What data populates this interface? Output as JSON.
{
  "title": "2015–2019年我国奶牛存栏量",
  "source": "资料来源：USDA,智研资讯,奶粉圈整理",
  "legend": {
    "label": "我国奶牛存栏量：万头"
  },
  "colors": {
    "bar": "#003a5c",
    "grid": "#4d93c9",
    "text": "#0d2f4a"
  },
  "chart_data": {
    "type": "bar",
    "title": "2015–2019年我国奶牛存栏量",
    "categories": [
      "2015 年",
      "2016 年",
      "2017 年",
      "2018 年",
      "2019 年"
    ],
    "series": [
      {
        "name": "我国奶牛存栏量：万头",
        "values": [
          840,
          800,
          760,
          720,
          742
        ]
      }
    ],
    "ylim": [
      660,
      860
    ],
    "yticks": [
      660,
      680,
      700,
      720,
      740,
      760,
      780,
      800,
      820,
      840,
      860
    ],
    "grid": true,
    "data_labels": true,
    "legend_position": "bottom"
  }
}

● TASK REQUIREMENTS: Copy the material above verbatim.

● WRITTEN RESPONSE:
What data populates this interface? Output as JSON.
{
  "title": "2015–2019年我国奶牛存栏量",
  "source": "资料来源：USDA,智研资讯,奶粉圈整理",
  "legend": {
    "label": "我国奶牛存栏量：万头"
  },
  "colors": {
    "bar": "#003a5c",
    "grid": "#4d93c9",
    "text": "#0d2f4a"
  },
  "chart_data": {
    "type": "bar",
    "title": "2015–2019年我国奶牛存栏量",
    "categories": [
      "2015 年",
      "2016 年",
      "2017 年",
      "2018 年",
      "2019 年"
    ],
    "series": [
      {
        "name": "我国奶牛存栏量：万头",
        "values": [
          840,
          800,
          760,
          720,
          742
        ]
      }
    ],
    "ylim": [
      660,
      860
    ],
    "yticks": [
      660,
      680,
      700,
      720,
      740,
      760,
      780,
      800,
      820,
      840,
      860
    ],
    "grid": true,
    "data_labels": true,
    "legend_position": "bottom"
  }
}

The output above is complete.